Find the word "согласно" in the records below. List each line containing it.

# # # #

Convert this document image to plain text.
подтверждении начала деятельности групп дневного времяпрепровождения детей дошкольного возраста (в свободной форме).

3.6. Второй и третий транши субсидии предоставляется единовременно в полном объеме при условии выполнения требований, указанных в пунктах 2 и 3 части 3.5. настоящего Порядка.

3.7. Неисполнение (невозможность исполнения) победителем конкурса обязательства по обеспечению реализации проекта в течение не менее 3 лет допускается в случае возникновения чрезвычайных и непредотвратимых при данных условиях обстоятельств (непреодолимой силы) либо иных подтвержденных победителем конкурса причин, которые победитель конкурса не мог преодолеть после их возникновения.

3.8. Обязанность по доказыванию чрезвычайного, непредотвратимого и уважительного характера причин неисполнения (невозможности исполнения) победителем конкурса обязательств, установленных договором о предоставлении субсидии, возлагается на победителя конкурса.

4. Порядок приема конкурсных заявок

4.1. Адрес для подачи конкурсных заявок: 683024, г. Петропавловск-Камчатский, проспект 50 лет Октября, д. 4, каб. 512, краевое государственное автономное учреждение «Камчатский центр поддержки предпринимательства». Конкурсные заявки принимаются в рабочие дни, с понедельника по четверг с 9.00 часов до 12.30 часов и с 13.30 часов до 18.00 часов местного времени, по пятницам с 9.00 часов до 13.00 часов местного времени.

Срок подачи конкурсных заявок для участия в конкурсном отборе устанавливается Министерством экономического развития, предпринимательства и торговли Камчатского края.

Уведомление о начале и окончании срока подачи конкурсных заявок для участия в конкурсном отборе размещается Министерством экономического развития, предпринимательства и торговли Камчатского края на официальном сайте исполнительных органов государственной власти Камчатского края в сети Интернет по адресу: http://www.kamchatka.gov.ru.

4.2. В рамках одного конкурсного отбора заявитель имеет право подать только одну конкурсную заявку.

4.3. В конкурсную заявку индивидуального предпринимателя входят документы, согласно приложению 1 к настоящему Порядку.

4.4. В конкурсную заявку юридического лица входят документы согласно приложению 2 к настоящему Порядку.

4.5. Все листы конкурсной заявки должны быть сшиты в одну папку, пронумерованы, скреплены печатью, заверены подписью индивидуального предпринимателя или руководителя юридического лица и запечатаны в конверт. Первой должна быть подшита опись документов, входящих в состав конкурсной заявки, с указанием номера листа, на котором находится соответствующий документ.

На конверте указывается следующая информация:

# # # #

• TASK ANSWER:
4.3. В конкурсную заявку индивидуального предпринимателя входят документы, согласно приложению 1 к настоящему Порядку.
4.4. В конкурсную заявку юридического лица входят документы согласно приложению 2 к настоящему Порядку.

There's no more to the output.